__OBJECTIVE__
Copy the listing verbatim, excluding any images found in it.

__DATA__
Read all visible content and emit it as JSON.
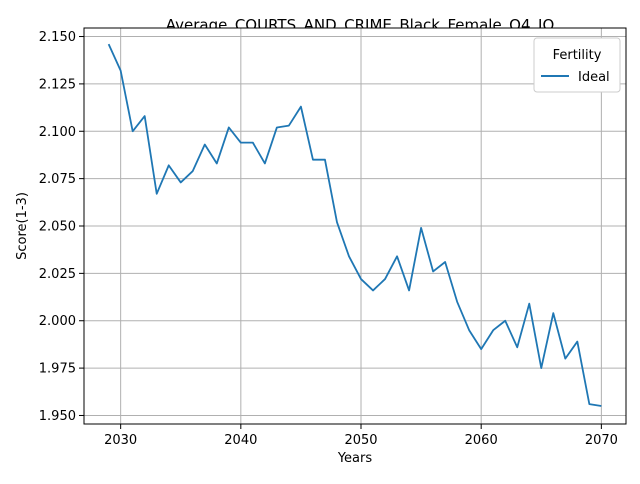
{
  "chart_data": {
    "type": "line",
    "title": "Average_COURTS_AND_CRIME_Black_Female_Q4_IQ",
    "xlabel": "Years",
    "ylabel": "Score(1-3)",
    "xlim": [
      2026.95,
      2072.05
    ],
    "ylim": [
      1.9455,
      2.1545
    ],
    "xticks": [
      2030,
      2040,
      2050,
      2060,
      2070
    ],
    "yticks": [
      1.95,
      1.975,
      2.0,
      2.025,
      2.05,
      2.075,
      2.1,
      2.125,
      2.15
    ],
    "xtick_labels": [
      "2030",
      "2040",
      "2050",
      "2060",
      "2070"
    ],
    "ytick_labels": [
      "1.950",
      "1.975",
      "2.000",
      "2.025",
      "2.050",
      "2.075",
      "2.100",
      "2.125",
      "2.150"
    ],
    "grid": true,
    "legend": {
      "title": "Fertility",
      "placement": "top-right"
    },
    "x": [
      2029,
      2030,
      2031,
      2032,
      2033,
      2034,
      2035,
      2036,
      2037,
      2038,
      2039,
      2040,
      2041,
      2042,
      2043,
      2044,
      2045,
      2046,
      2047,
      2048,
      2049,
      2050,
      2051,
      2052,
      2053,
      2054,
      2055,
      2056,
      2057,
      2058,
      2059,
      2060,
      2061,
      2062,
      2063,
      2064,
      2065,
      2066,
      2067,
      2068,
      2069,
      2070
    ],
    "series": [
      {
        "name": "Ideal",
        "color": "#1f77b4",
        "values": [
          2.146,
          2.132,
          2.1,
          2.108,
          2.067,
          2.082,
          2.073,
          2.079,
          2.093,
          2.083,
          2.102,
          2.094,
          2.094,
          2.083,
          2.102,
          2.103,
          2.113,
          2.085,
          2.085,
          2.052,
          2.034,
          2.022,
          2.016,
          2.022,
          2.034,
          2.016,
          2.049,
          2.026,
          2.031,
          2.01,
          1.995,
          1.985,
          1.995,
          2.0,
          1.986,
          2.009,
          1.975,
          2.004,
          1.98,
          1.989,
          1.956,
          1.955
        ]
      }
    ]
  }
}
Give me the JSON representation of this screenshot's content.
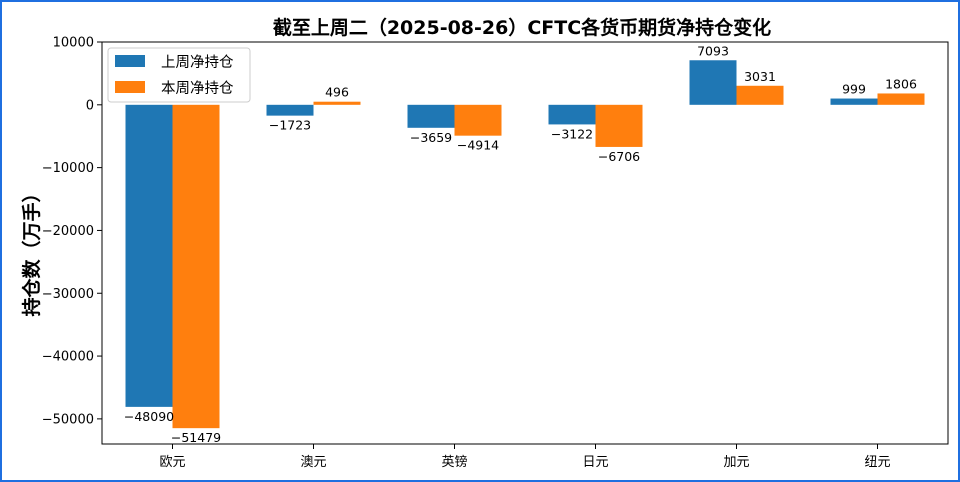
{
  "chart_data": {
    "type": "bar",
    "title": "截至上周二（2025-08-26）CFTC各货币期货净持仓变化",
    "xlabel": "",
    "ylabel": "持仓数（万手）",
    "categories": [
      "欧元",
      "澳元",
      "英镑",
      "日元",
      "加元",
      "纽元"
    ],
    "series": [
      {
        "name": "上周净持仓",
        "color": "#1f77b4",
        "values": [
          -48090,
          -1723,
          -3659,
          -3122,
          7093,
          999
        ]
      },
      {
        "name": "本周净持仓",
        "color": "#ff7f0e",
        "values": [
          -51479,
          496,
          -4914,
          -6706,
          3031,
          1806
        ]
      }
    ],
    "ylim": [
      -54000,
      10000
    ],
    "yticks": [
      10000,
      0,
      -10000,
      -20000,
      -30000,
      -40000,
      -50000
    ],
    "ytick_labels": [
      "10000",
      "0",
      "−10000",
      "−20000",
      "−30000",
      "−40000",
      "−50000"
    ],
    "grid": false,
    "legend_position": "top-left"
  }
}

__TASK RESPONSE__
Read all visible content and emit it as JSON.
{
  "chart_data": {
    "type": "line",
    "title": "Average_COURTS_AND_CRIME_Black_Female_Q4_IQ",
    "xlabel": "Years",
    "ylabel": "Score(1-3)",
    "xlim": [
      2026.95,
      2072.05
    ],
    "ylim": [
      1.9455,
      2.1545
    ],
    "xticks": [
      2030,
      2040,
      2050,
      2060,
      2070
    ],
    "yticks": [
      1.95,
      1.975,
      2.0,
      2.025,
      2.05,
      2.075,
      2.1,
      2.125,
      2.15
    ],
    "xtick_labels": [
      "2030",
      "2040",
      "2050",
      "2060",
      "2070"
    ],
    "ytick_labels": [
      "1.950",
      "1.975",
      "2.000",
      "2.025",
      "2.050",
      "2.075",
      "2.100",
      "2.125",
      "2.150"
    ],
    "grid": true,
    "legend": {
      "title": "Fertility",
      "placement": "top-right"
    },
    "x": [
      2029,
      2030,
      2031,
      2032,
      2033,
      2034,
      2035,
      2036,
      2037,
      2038,
      2039,
      2040,
      2041,
      2042,
      2043,
      2044,
      2045,
      2046,
      2047,
      2048,
      2049,
      2050,
      2051,
      2052,
      2053,
      2054,
      2055,
      2056,
      2057,
      2058,
      2059,
      2060,
      2061,
      2062,
      2063,
      2064,
      2065,
      2066,
      2067,
      2068,
      2069,
      2070
    ],
    "series": [
      {
        "name": "Ideal",
        "color": "#1f77b4",
        "values": [
          2.146,
          2.132,
          2.1,
          2.108,
          2.067,
          2.082,
          2.073,
          2.079,
          2.093,
          2.083,
          2.102,
          2.094,
          2.094,
          2.083,
          2.102,
          2.103,
          2.113,
          2.085,
          2.085,
          2.052,
          2.034,
          2.022,
          2.016,
          2.022,
          2.034,
          2.016,
          2.049,
          2.026,
          2.031,
          2.01,
          1.995,
          1.985,
          1.995,
          2.0,
          1.986,
          2.009,
          1.975,
          2.004,
          1.98,
          1.989,
          1.956,
          1.955
        ]
      }
    ]
  }
}
Give me the JSON representation of this screenshot's content.
{
  "chart_data": {
    "type": "bar",
    "title": "截至上周二（2025-08-26）CFTC各货币期货净持仓变化",
    "xlabel": "",
    "ylabel": "持仓数（万手）",
    "categories": [
      "欧元",
      "澳元",
      "英镑",
      "日元",
      "加元",
      "纽元"
    ],
    "series": [
      {
        "name": "上周净持仓",
        "color": "#1f77b4",
        "values": [
          -48090,
          -1723,
          -3659,
          -3122,
          7093,
          999
        ]
      },
      {
        "name": "本周净持仓",
        "color": "#ff7f0e",
        "values": [
          -51479,
          496,
          -4914,
          -6706,
          3031,
          1806
        ]
      }
    ],
    "ylim": [
      -54000,
      10000
    ],
    "yticks": [
      10000,
      0,
      -10000,
      -20000,
      -30000,
      -40000,
      -50000
    ],
    "ytick_labels": [
      "10000",
      "0",
      "−10000",
      "−20000",
      "−30000",
      "−40000",
      "−50000"
    ],
    "grid": false,
    "legend_position": "top-left"
  }
}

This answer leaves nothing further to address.